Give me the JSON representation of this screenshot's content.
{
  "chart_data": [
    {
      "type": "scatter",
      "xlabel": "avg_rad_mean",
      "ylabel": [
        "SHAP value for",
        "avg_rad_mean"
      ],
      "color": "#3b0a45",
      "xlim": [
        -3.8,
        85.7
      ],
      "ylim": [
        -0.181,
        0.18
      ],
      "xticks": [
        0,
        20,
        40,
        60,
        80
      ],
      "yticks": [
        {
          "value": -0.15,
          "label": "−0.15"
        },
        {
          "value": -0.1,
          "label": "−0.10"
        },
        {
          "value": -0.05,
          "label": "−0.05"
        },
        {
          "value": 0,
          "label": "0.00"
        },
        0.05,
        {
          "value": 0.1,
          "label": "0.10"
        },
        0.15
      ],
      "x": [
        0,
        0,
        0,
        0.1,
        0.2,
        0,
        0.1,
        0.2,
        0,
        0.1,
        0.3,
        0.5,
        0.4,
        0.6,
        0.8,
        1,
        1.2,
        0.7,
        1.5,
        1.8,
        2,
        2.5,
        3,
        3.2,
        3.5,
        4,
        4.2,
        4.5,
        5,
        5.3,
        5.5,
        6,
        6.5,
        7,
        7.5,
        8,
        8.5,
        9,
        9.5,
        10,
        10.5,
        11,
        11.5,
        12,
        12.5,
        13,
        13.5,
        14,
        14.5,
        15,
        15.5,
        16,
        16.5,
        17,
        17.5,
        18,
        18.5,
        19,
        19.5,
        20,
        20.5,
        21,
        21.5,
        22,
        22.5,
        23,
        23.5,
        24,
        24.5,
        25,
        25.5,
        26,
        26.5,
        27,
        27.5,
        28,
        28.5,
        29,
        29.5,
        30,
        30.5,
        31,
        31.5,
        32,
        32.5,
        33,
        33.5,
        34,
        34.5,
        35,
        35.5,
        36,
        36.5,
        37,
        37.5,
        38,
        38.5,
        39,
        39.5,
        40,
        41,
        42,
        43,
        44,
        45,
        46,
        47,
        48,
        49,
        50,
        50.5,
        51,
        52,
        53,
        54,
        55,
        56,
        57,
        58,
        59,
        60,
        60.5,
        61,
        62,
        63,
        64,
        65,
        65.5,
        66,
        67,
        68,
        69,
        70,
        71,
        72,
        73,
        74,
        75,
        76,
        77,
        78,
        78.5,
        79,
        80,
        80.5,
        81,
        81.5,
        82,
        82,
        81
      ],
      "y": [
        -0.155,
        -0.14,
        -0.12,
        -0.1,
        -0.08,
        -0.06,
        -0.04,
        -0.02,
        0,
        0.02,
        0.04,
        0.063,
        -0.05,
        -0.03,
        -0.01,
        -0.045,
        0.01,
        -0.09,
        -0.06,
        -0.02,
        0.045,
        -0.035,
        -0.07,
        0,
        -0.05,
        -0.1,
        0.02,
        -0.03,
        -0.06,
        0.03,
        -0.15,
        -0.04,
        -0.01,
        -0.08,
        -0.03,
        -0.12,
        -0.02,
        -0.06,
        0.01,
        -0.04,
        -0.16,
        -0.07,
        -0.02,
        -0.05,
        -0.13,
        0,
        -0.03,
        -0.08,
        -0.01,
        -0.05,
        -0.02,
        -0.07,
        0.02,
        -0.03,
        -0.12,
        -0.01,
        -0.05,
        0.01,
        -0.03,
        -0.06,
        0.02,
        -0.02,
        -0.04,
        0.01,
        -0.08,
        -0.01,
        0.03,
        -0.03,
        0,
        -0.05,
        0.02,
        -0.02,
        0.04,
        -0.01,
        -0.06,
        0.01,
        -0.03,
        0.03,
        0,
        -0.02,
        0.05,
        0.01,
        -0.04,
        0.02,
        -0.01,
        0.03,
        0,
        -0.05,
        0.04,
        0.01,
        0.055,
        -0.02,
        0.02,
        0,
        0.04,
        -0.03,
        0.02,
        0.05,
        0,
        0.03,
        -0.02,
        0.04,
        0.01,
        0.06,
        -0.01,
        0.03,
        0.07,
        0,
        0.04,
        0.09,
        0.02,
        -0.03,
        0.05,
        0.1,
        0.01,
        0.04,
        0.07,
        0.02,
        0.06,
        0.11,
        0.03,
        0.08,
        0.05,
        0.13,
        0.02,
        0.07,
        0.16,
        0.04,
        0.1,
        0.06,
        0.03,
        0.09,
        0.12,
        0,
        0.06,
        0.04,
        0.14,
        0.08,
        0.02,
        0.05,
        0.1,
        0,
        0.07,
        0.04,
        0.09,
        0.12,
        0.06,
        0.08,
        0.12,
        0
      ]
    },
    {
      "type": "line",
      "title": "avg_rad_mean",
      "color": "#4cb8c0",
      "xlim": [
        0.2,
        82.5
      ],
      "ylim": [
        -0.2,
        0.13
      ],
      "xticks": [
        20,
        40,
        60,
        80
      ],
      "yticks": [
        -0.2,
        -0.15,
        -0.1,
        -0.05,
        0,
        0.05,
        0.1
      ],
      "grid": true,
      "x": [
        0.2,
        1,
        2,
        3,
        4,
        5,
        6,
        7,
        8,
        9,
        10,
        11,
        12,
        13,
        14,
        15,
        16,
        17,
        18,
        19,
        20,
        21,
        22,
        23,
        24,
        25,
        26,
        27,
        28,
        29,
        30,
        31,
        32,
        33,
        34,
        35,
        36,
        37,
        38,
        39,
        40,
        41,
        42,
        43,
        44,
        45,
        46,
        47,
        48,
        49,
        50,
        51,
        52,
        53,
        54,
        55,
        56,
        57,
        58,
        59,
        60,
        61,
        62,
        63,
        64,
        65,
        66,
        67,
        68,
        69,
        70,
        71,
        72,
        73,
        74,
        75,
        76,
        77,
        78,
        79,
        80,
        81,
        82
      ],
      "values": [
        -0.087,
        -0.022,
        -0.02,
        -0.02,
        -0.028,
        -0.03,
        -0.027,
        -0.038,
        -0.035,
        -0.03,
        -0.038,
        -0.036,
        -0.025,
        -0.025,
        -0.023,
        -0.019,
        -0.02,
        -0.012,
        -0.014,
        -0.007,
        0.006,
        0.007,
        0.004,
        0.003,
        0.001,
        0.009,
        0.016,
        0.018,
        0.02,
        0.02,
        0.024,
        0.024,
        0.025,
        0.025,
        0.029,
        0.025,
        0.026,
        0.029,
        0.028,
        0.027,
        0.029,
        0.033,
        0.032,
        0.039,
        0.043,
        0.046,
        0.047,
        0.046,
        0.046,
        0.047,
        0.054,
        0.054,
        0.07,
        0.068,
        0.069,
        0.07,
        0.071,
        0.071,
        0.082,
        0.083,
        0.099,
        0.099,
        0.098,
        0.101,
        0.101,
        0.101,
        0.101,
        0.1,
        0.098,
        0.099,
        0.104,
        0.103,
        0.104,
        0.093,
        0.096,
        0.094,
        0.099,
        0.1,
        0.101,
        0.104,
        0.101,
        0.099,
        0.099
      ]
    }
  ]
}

____

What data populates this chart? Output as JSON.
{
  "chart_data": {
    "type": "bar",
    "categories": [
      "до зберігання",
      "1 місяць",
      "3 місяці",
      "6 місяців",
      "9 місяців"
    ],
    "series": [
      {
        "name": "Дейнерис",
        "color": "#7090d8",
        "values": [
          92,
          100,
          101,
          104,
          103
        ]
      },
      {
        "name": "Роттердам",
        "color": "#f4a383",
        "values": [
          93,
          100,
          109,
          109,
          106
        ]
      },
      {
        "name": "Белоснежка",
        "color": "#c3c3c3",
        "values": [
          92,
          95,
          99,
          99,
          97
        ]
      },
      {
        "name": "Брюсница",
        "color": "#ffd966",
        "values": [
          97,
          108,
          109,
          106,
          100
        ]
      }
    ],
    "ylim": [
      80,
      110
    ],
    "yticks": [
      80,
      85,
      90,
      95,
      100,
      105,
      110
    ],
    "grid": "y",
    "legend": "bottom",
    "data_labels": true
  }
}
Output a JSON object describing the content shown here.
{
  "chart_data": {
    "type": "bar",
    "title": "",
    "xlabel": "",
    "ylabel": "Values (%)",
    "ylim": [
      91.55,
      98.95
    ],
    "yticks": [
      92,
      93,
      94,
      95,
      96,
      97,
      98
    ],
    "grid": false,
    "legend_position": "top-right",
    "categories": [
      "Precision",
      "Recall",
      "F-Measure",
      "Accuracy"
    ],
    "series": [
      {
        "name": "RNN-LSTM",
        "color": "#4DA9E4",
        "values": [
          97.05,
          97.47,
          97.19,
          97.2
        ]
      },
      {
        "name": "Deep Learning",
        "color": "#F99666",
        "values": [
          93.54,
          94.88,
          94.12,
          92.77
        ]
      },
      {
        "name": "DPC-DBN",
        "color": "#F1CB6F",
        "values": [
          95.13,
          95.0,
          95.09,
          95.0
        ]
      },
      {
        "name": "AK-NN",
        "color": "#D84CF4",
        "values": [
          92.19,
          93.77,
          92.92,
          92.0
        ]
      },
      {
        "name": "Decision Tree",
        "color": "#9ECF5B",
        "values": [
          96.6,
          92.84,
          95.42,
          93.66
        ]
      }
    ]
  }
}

____

# [Your objective]
Using the entries above, return each line in which the word "name" occurs.

# [Response below]
        "name": "Дейнерис",
        "name": "Роттердам",
        "name": "Белоснежка",
        "name": "Брюсница",
        "name": "RNN-LSTM",
        "name": "Deep Learning",
        "name": "DPC-DBN",
        "name": "AK-NN",
        "name": "Decision Tree",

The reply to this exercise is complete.